** begin **
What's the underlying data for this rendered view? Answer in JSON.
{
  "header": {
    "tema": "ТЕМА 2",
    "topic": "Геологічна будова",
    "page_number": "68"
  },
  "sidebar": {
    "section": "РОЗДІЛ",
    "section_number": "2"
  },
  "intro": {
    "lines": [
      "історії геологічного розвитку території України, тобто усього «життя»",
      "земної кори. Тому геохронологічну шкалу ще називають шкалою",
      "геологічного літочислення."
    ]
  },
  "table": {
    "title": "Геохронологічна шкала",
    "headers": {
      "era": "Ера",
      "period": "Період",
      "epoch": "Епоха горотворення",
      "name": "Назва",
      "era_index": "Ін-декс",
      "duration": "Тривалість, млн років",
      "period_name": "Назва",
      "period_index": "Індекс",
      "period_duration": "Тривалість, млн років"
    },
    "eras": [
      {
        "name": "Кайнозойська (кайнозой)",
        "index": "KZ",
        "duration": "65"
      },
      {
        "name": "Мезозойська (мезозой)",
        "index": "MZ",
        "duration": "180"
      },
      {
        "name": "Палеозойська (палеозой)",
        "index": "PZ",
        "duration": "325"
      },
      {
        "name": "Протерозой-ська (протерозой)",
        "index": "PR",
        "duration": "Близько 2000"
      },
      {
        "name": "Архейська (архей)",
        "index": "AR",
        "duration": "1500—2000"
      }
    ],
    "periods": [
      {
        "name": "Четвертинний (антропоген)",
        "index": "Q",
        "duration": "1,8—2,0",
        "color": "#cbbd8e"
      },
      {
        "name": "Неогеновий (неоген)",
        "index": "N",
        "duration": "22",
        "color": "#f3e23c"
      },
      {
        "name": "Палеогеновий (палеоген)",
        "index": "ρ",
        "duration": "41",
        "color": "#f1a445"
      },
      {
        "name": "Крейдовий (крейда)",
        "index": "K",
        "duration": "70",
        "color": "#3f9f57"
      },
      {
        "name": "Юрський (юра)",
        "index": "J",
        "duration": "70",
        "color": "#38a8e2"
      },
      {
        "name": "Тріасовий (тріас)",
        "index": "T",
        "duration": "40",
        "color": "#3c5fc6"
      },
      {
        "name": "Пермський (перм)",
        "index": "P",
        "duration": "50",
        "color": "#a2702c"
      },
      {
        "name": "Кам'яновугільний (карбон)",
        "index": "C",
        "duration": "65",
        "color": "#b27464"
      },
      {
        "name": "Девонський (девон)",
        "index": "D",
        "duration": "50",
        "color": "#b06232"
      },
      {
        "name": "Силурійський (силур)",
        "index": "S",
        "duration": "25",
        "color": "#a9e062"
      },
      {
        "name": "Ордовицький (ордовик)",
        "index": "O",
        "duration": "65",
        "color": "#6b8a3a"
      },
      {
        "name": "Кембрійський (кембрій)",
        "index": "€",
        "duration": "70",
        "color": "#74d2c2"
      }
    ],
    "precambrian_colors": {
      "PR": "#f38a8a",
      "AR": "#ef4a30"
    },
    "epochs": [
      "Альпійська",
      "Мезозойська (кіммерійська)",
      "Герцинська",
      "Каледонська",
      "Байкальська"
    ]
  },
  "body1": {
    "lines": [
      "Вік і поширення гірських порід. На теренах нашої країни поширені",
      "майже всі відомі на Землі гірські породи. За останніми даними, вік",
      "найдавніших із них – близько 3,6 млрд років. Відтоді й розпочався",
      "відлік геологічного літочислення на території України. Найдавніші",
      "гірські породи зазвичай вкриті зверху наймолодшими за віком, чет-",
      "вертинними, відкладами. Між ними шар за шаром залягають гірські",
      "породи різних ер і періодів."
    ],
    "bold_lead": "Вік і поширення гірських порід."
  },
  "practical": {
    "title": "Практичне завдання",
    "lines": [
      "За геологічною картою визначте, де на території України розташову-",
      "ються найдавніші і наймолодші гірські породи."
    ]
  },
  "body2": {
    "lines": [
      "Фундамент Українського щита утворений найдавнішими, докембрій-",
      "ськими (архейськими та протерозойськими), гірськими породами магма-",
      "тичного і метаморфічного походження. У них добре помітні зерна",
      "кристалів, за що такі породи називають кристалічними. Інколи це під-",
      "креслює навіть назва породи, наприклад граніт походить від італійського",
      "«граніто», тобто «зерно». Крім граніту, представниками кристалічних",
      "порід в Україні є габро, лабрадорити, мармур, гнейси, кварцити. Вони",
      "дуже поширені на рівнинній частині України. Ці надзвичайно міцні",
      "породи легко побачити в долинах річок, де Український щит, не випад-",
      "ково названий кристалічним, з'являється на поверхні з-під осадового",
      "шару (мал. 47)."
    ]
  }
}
** end **
Written problem: Look through the data above. Copy every line with the string "літочислення" in it.

Exercise output:
      "геологічного літочислення."
      "відлік геологічного літочислення на території України. Найдавніші",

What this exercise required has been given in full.